(Dataset excerpts)
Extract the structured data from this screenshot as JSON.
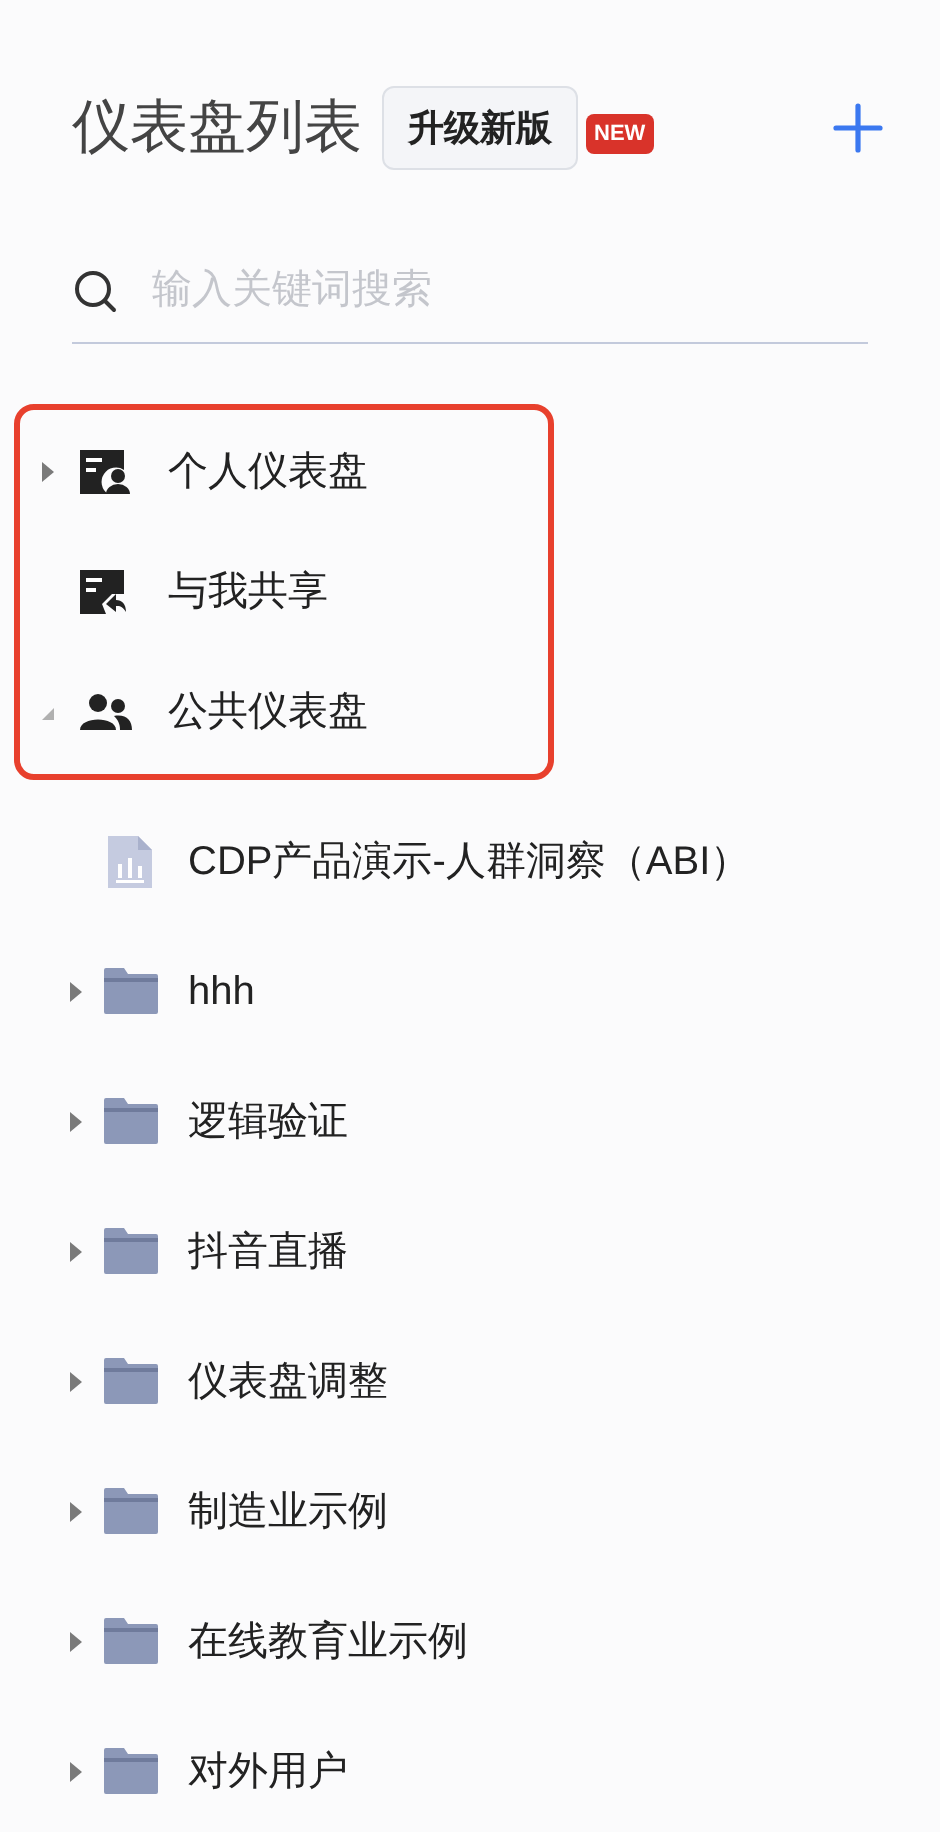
{
  "header": {
    "title": "仪表盘列表",
    "upgrade_button": "升级新版",
    "new_badge": "NEW"
  },
  "search": {
    "placeholder": "输入关键词搜索"
  },
  "sections": [
    {
      "kind": "personal",
      "label": "个人仪表盘",
      "expanded": false
    },
    {
      "kind": "shared",
      "label": "与我共享"
    },
    {
      "kind": "public",
      "label": "公共仪表盘",
      "expanded": true,
      "children": [
        {
          "kind": "dashboard",
          "label": "CDP产品演示-人群洞察（ABI）"
        },
        {
          "kind": "folder",
          "label": "hhh",
          "expanded": false
        },
        {
          "kind": "folder",
          "label": "逻辑验证",
          "expanded": false
        },
        {
          "kind": "folder",
          "label": "抖音直播",
          "expanded": false
        },
        {
          "kind": "folder",
          "label": "仪表盘调整",
          "expanded": false
        },
        {
          "kind": "folder",
          "label": "制造业示例",
          "expanded": false
        },
        {
          "kind": "folder",
          "label": "在线教育业示例",
          "expanded": false
        },
        {
          "kind": "folder",
          "label": "对外用户",
          "expanded": false
        }
      ]
    }
  ]
}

### DO THIS
Quote the records in their entirety, keeping the wording exact and excluding pictures.

### ANSWER BELOW
Extract the structured data from this screenshot as JSON.
{
  "header": {
    "title": "仪表盘列表",
    "upgrade_button": "升级新版",
    "new_badge": "NEW"
  },
  "search": {
    "placeholder": "输入关键词搜索"
  },
  "sections": [
    {
      "kind": "personal",
      "label": "个人仪表盘",
      "expanded": false
    },
    {
      "kind": "shared",
      "label": "与我共享"
    },
    {
      "kind": "public",
      "label": "公共仪表盘",
      "expanded": true,
      "children": [
        {
          "kind": "dashboard",
          "label": "CDP产品演示-人群洞察（ABI）"
        },
        {
          "kind": "folder",
          "label": "hhh",
          "expanded": false
        },
        {
          "kind": "folder",
          "label": "逻辑验证",
          "expanded": false
        },
        {
          "kind": "folder",
          "label": "抖音直播",
          "expanded": false
        },
        {
          "kind": "folder",
          "label": "仪表盘调整",
          "expanded": false
        },
        {
          "kind": "folder",
          "label": "制造业示例",
          "expanded": false
        },
        {
          "kind": "folder",
          "label": "在线教育业示例",
          "expanded": false
        },
        {
          "kind": "folder",
          "label": "对外用户",
          "expanded": false
        }
      ]
    }
  ]
}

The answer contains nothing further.